» **Work required**: Leave the pictures out and print every record below exactly as it stands.

» **Source material**:
'''
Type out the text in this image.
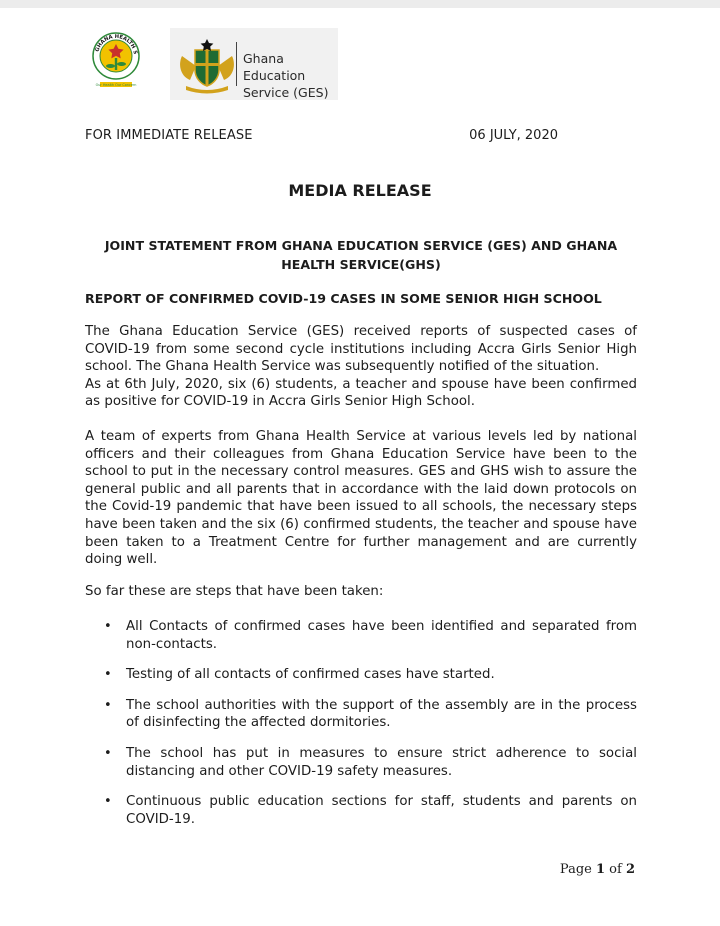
GHANA HEALTH S
Our Health Our Concern
Ghana Education
Service (GES)
FOR IMMEDIATE RELEASE	06 JULY, 2020
MEDIA RELEASE
JOINT STATEMENT FROM GHANA EDUCATION SERVICE (GES) AND GHANA HEALTH SERVICE(GHS)
REPORT OF CONFIRMED COVID-19 CASES IN SOME SENIOR HIGH SCHOOL
The Ghana Education Service (GES) received reports of suspected cases of COVID-19 from some second cycle institutions including Accra Girls Senior High school. The Ghana Health Service was subsequently notified of the situation.
As at 6th July, 2020, six (6) students, a teacher and spouse have been confirmed as positive for COVID-19 in Accra Girls Senior High School.
A team of experts from Ghana Health Service at various levels led by national officers and their colleagues from Ghana Education Service have been to the school to put in the necessary control measures. GES and GHS wish to assure the general public and all parents that in accordance with the laid down protocols on the Covid-19 pandemic that have been issued to all schools, the necessary steps have been taken and the six (6) confirmed students, the teacher and spouse have been taken to a Treatment Centre for further management and are currently doing well.
So far these are steps that have been taken:
• All Contacts of confirmed cases have been identified and separated from non-contacts.
• Testing of all contacts of confirmed cases have started.
• The school authorities with the support of the assembly are in the process of disinfecting the affected dormitories.
• The school has put in measures to ensure strict adherence to social distancing and other COVID-19 safety measures.
• Continuous public education sections for staff, students and parents on COVID-19.
Page 1 of 2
'''
» **Full output**:
Type out the text in this image.
GHANA HEALTH S
Our Health Our Concern
Ghana Education
Service (GES)
FOR IMMEDIATE RELEASE	06 JULY, 2020
MEDIA RELEASE
JOINT STATEMENT FROM GHANA EDUCATION SERVICE (GES) AND GHANA HEALTH SERVICE(GHS)
REPORT OF CONFIRMED COVID-19 CASES IN SOME SENIOR HIGH SCHOOL
The Ghana Education Service (GES) received reports of suspected cases of COVID-19 from some second cycle institutions including Accra Girls Senior High school. The Ghana Health Service was subsequently notified of the situation.
As at 6th July, 2020, six (6) students, a teacher and spouse have been confirmed as positive for COVID-19 in Accra Girls Senior High School.
A team of experts from Ghana Health Service at various levels led by national officers and their colleagues from Ghana Education Service have been to the school to put in the necessary control measures. GES and GHS wish to assure the general public and all parents that in accordance with the laid down protocols on the Covid-19 pandemic that have been issued to all schools, the necessary steps have been taken and the six (6) confirmed students, the teacher and spouse have been taken to a Treatment Centre for further management and are currently doing well.
So far these are steps that have been taken:
• All Contacts of confirmed cases have been identified and separated from non-contacts.
• Testing of all contacts of confirmed cases have started.
• The school authorities with the support of the assembly are in the process of disinfecting the affected dormitories.
• The school has put in measures to ensure strict adherence to social distancing and other COVID-19 safety measures.
• Continuous public education sections for staff, students and parents on COVID-19.
Page 1 of 2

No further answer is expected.